WHAT THIS TASK INVOLVES: Report how many lines of the following entries include the string "total"; respond with the number alone.

SUPPLIED MATERIAL:

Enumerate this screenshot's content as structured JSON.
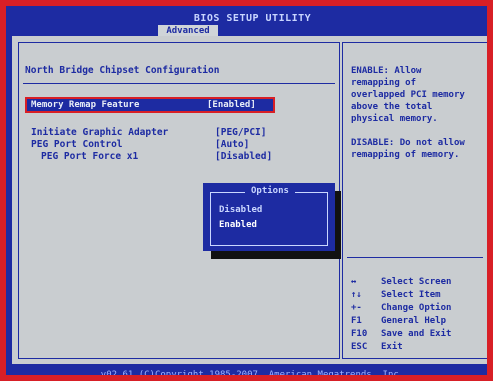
{
  "header": {
    "title": "BIOS SETUP UTILITY",
    "active_tab": "Advanced"
  },
  "main": {
    "section_title": "North Bridge Chipset Configuration",
    "rows": [
      {
        "label": "Memory Remap Feature",
        "value": "[Enabled]"
      },
      {
        "label": "Initiate Graphic Adapter",
        "value": "[PEG/PCI]"
      },
      {
        "label": "PEG Port Control",
        "value": "[Auto]"
      },
      {
        "label": "PEG Port Force x1",
        "value": "[Disabled]"
      }
    ]
  },
  "popup": {
    "title": "Options",
    "options": [
      "Disabled",
      "Enabled"
    ],
    "selected": "Enabled"
  },
  "help": {
    "text": "ENABLE: Allow\nremapping of\noverlapped PCI memory\nabove the total\nphysical memory.\n\nDISABLE: Do not allow\nremapping of memory.",
    "keys": [
      {
        "key": "↔",
        "desc": "Select Screen"
      },
      {
        "key": "↑↓",
        "desc": "Select Item"
      },
      {
        "key": "+-",
        "desc": "Change Option"
      },
      {
        "key": "F1",
        "desc": "General Help"
      },
      {
        "key": "F10",
        "desc": "Save and Exit"
      },
      {
        "key": "ESC",
        "desc": "Exit"
      }
    ]
  },
  "footer": {
    "copyright": "v02.61 (C)Copyright 1985-2007, American Megatrends, Inc."
  },
  "colors": {
    "frame": "#d81f26",
    "bios_blue": "#1d2ba2",
    "bios_gray": "#c9cdd0"
  }
}
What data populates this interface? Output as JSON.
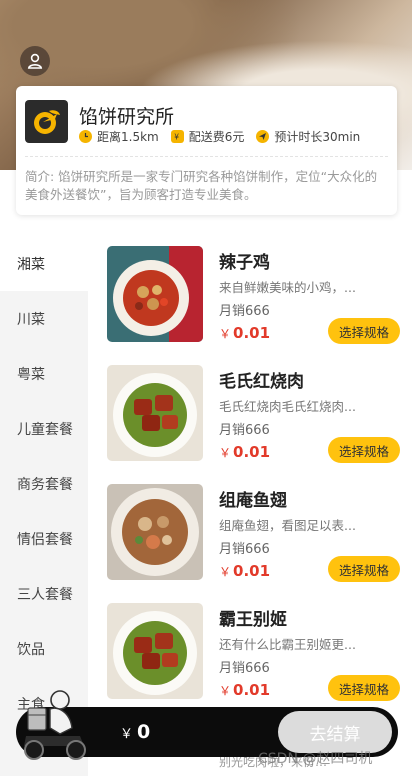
{
  "store": {
    "name": "馅饼研究所",
    "distance": "距离1.5km",
    "delivery_fee": "配送费6元",
    "eta": "预计时长30min",
    "description": "简介: 馅饼研究所是一家专门研究各种馅饼制作，定位“大众化的美食外送餐饮”，旨为顾客打造专业美食。"
  },
  "sidebar": {
    "items": [
      {
        "label": "湘菜"
      },
      {
        "label": "川菜"
      },
      {
        "label": "粤菜"
      },
      {
        "label": "儿童套餐"
      },
      {
        "label": "商务套餐"
      },
      {
        "label": "情侣套餐"
      },
      {
        "label": "三人套餐"
      },
      {
        "label": "饮品"
      },
      {
        "label": "主食"
      }
    ]
  },
  "dishes": [
    {
      "name": "辣子鸡",
      "desc": "来自鲜嫩美味的小鸡，...",
      "sales": "月销666",
      "currency": "￥",
      "price": "0.01",
      "action": "选择规格"
    },
    {
      "name": "毛氏红烧肉",
      "desc": "毛氏红烧肉毛氏红烧肉...",
      "sales": "月销666",
      "currency": "￥",
      "price": "0.01",
      "action": "选择规格"
    },
    {
      "name": "组庵鱼翅",
      "desc": "组庵鱼翅，看图足以表...",
      "sales": "月销666",
      "currency": "￥",
      "price": "0.01",
      "action": "选择规格"
    },
    {
      "name": "霸王别姬",
      "desc": "还有什么比霸王别姬更...",
      "sales": "月销666",
      "currency": "￥",
      "price": "0.01",
      "action": "选择规格"
    }
  ],
  "next_dish_peek": "别光吃肉啦，来份…",
  "cart": {
    "currency": "￥",
    "total": "0",
    "checkout": "去结算"
  },
  "watermark": "CSDN @赵四司机",
  "colors": {
    "accent": "#ffc20e",
    "price": "#e23a2a",
    "cart": "#0c0c0c"
  }
}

ANSWER IN FULL: 2